> YOUR INSTRUCTIONS:
Copy out all lines carrying the word "xlabel".

[Data entries]
══════

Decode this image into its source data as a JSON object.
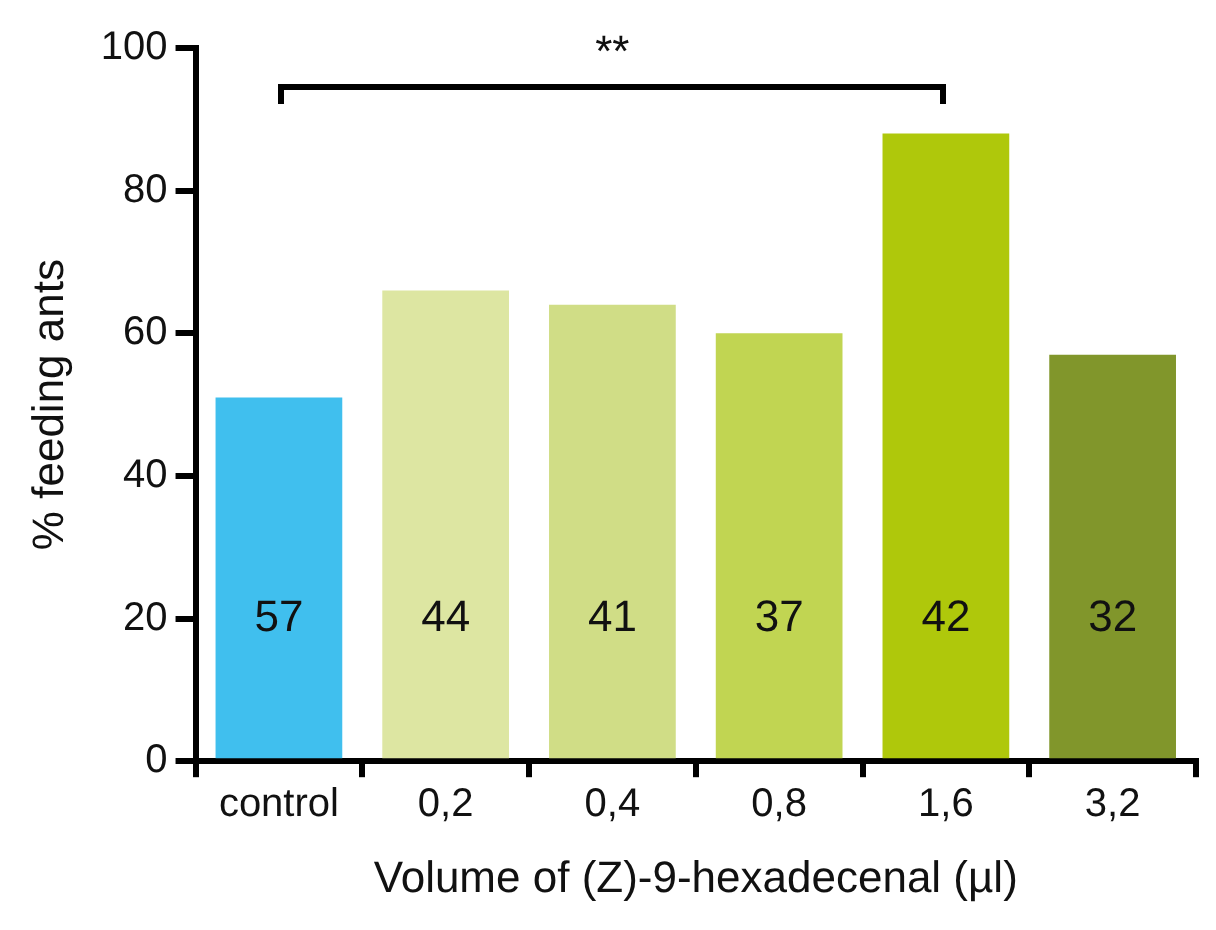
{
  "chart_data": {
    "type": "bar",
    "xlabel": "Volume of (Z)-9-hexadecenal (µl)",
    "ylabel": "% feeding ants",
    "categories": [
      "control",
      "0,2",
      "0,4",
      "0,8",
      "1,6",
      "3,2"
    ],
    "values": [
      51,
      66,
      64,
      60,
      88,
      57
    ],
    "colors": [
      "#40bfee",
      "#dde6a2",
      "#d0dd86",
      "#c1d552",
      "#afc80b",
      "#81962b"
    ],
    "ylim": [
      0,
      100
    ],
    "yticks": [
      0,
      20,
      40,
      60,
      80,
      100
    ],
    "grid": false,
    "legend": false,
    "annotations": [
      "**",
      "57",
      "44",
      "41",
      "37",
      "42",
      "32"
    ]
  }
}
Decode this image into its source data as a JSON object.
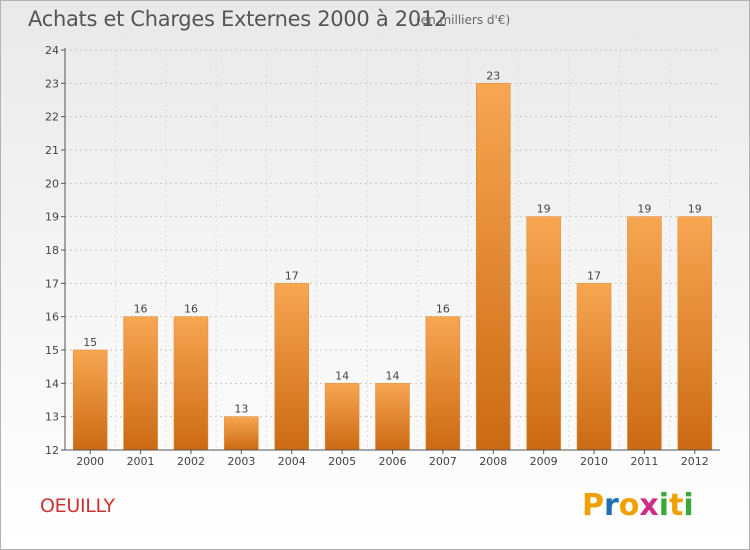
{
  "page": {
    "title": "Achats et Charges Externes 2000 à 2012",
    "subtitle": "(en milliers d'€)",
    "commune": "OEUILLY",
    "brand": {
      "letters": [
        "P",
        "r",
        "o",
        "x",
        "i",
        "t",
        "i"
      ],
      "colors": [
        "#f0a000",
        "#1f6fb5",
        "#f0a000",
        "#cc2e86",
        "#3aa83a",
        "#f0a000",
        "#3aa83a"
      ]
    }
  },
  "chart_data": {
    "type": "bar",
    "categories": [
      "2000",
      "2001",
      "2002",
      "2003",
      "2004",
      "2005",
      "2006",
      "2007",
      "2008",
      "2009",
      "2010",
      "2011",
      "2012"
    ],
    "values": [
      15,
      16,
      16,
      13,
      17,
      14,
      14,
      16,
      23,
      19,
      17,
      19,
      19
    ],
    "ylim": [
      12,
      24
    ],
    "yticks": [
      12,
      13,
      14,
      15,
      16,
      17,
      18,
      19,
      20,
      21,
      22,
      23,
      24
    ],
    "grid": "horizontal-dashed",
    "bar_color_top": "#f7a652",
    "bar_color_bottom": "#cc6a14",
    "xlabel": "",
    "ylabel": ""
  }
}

══════

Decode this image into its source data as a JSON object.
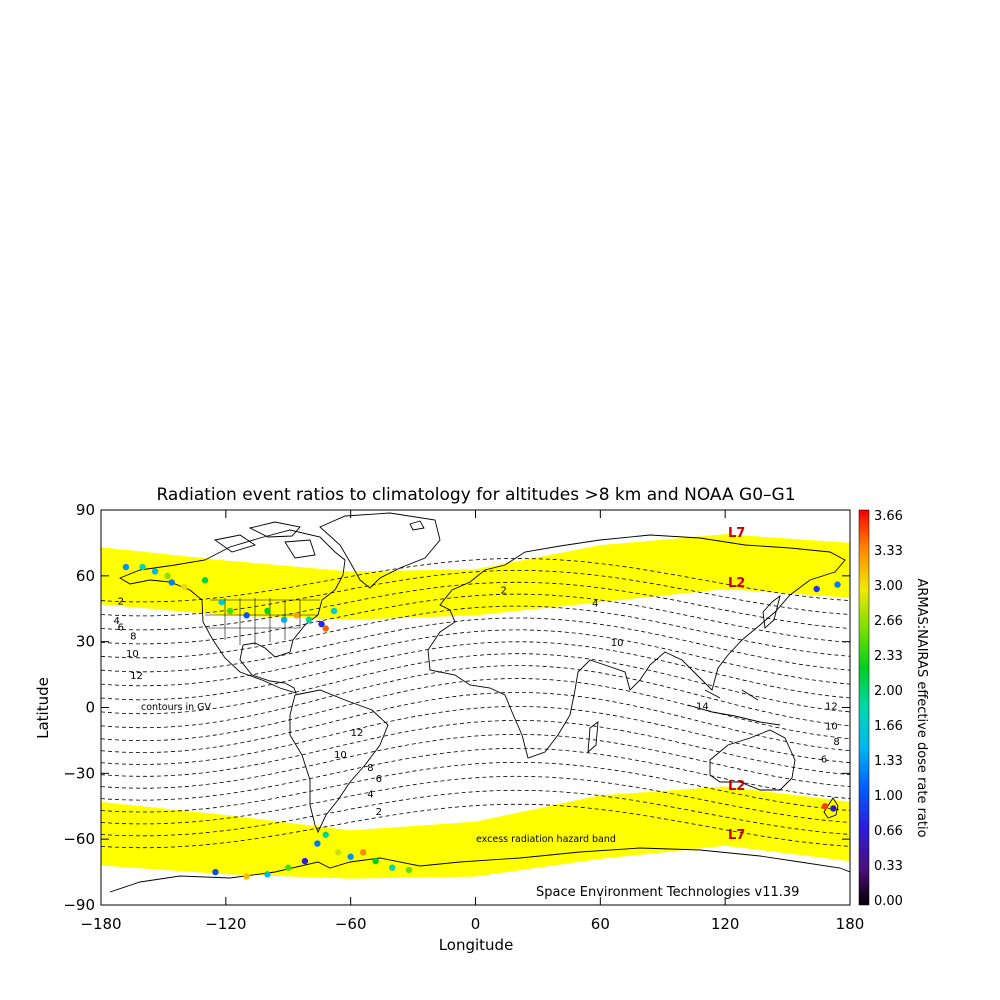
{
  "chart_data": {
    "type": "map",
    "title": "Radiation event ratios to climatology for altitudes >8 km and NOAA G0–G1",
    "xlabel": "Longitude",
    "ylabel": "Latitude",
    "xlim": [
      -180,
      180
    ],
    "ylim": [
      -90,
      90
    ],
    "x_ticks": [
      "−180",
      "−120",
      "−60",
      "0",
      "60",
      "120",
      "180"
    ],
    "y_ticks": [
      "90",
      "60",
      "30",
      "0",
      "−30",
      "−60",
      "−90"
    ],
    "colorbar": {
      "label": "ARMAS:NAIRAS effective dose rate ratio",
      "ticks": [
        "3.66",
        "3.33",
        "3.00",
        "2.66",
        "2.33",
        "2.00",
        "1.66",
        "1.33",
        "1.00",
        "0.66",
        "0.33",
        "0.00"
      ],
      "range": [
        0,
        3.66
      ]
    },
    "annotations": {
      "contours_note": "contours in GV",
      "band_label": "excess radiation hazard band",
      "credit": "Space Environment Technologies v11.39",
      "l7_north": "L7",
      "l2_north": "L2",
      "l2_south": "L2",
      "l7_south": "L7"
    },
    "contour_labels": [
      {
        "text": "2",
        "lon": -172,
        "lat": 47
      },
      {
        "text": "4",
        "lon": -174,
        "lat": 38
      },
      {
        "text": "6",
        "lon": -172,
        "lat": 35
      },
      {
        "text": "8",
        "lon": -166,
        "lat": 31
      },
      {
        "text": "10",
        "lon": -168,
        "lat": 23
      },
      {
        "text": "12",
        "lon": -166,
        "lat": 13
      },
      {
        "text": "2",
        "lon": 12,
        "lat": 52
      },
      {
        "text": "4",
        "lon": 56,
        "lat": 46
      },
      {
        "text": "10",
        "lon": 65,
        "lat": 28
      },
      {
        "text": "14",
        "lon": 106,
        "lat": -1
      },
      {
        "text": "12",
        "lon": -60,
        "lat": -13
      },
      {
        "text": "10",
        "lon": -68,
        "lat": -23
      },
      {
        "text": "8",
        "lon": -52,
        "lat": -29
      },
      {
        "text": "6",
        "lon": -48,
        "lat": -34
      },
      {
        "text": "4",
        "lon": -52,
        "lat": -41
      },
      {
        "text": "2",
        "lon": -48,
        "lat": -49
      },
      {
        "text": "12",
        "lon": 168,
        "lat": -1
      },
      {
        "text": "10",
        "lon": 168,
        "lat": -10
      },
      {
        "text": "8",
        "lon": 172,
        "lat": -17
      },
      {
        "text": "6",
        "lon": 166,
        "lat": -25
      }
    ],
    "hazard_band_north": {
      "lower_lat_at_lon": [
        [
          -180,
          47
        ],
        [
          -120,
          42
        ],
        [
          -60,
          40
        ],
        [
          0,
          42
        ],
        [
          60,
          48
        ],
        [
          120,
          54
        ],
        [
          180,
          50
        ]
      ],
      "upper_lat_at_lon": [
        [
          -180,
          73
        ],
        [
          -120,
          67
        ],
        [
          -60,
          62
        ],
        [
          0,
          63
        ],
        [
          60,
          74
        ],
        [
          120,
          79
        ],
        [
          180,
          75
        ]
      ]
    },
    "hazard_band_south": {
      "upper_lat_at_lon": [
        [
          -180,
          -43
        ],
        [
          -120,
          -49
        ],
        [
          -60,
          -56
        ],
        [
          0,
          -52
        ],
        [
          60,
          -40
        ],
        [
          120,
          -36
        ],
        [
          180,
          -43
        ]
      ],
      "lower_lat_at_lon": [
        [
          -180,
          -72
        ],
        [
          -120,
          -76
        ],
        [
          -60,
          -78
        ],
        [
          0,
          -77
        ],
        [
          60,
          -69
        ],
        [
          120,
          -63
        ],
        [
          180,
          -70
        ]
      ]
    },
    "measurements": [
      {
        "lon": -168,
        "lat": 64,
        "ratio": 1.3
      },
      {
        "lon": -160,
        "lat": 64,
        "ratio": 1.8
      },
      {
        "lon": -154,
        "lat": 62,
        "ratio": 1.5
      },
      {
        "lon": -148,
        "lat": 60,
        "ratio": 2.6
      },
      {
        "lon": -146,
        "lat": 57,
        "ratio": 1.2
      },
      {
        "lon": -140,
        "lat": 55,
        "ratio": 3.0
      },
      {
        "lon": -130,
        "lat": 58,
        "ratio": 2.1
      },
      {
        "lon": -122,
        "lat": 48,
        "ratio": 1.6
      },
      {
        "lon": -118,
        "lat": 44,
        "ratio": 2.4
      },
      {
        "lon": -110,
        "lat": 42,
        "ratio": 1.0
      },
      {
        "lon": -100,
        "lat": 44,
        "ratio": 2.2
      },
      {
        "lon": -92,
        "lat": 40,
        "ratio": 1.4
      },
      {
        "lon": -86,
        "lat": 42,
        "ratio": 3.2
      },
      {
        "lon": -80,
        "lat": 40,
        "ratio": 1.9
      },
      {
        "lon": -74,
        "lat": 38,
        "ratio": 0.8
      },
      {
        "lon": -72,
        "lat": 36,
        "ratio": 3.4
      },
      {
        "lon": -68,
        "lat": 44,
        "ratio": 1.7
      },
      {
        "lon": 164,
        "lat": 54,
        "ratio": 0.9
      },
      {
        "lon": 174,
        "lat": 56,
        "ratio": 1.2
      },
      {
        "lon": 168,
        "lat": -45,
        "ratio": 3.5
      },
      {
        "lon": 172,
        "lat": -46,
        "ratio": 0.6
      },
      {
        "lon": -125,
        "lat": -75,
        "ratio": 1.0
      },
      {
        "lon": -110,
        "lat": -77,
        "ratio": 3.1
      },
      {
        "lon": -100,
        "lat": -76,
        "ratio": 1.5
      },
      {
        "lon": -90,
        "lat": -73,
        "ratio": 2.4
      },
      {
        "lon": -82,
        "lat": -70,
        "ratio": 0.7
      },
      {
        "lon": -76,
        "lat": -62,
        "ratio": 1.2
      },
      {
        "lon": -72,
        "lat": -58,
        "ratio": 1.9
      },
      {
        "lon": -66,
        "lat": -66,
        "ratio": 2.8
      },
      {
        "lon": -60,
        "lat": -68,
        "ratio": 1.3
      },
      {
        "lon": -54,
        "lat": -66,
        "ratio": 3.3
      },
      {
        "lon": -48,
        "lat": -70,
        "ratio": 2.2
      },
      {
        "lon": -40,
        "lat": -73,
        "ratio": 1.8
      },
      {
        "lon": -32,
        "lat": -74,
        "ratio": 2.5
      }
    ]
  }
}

══════

> SOLVED EXERCISE:
    "xlabel": "Volume of (Z)-9-hexadecenal (µl)",
    "xlabel": "",
    "xlabel": "Longitude",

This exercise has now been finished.